Source data
:::::
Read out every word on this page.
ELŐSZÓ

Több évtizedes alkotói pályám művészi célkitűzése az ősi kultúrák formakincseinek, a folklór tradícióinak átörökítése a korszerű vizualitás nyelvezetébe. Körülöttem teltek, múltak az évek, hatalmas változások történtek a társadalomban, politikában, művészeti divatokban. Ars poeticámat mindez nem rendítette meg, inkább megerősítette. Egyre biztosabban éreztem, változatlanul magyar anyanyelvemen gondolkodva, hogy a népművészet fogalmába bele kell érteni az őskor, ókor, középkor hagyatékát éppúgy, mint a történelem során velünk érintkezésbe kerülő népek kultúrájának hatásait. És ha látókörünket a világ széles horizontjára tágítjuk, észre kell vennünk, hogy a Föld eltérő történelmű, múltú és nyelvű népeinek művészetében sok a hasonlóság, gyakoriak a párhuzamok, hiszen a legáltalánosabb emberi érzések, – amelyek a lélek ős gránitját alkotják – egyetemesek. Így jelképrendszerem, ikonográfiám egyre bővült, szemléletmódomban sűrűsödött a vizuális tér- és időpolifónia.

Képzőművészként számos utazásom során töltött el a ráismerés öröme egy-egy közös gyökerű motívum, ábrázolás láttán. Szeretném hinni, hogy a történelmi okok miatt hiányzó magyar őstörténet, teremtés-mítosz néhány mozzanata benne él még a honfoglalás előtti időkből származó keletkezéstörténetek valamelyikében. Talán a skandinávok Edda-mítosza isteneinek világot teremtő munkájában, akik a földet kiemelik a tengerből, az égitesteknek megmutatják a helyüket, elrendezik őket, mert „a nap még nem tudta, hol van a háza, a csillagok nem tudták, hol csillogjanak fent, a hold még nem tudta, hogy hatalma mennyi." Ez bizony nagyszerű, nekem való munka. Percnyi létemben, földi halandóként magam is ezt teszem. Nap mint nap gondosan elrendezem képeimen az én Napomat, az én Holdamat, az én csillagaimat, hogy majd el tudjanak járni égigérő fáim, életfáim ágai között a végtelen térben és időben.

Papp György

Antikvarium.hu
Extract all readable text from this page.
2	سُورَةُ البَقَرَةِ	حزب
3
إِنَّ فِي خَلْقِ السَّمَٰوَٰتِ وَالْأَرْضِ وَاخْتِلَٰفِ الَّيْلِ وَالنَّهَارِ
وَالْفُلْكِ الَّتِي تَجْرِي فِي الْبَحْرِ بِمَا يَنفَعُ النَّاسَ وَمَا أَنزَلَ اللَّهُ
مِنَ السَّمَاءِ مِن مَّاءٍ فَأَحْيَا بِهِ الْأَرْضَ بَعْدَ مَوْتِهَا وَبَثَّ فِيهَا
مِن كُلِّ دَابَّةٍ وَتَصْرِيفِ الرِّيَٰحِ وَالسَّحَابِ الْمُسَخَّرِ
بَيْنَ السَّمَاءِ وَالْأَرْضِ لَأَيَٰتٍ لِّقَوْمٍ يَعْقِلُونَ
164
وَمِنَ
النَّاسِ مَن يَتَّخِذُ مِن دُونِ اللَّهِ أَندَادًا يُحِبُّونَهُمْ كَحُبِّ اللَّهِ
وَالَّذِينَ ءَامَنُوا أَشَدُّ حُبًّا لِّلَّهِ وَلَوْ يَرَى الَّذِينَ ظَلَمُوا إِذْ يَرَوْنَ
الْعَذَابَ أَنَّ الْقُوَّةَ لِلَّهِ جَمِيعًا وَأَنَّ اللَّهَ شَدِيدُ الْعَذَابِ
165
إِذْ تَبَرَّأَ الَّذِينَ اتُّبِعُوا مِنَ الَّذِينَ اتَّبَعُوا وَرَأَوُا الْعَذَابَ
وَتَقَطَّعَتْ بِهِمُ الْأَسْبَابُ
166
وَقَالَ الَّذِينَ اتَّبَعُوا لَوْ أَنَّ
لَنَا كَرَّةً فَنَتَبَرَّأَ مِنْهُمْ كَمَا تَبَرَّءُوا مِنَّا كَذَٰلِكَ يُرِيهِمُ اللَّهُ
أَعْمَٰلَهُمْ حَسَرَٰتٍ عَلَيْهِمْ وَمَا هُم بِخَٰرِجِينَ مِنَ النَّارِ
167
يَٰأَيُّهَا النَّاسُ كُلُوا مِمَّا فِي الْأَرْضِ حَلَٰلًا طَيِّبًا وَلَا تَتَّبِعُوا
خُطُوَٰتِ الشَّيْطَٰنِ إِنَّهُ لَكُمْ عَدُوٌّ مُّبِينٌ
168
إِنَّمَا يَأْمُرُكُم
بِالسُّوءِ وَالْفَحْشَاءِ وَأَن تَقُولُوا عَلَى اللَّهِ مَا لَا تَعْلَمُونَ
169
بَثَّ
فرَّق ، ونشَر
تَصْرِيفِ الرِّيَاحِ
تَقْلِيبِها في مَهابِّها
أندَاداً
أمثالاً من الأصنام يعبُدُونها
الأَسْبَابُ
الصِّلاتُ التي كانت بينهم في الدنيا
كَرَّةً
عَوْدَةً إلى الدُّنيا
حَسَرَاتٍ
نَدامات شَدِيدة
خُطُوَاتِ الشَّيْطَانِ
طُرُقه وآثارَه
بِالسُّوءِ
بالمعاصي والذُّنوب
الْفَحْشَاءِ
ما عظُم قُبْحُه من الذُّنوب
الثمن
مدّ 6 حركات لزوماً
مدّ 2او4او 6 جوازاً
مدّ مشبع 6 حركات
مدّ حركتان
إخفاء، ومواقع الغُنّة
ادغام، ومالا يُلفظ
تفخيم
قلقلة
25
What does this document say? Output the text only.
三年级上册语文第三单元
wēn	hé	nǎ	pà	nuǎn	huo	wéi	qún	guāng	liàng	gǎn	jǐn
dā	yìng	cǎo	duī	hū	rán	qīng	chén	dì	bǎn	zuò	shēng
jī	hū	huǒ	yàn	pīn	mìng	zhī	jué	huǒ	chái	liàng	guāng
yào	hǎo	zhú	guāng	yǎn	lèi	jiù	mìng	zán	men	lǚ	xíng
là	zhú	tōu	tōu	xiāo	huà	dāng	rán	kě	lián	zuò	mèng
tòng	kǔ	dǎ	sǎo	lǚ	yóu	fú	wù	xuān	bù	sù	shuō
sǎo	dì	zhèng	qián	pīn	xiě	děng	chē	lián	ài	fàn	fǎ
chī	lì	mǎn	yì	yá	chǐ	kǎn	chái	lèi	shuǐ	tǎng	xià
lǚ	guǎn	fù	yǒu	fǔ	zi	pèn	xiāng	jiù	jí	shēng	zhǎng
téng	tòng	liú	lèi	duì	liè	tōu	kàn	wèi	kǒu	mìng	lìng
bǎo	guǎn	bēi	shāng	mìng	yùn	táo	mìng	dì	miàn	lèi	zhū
:::::
■ **SHORT TASK**
Copy every line of the listing that contains the word "liàng".

■ **CORRECT OUTPUT**
wēn	hé	nǎ	pà	nuǎn	huo	wéi	qún	guāng	liàng	gǎn	jǐn
jī	hū	huǒ	yàn	pīn	mìng	zhī	jué	huǒ	chái	liàng	guāng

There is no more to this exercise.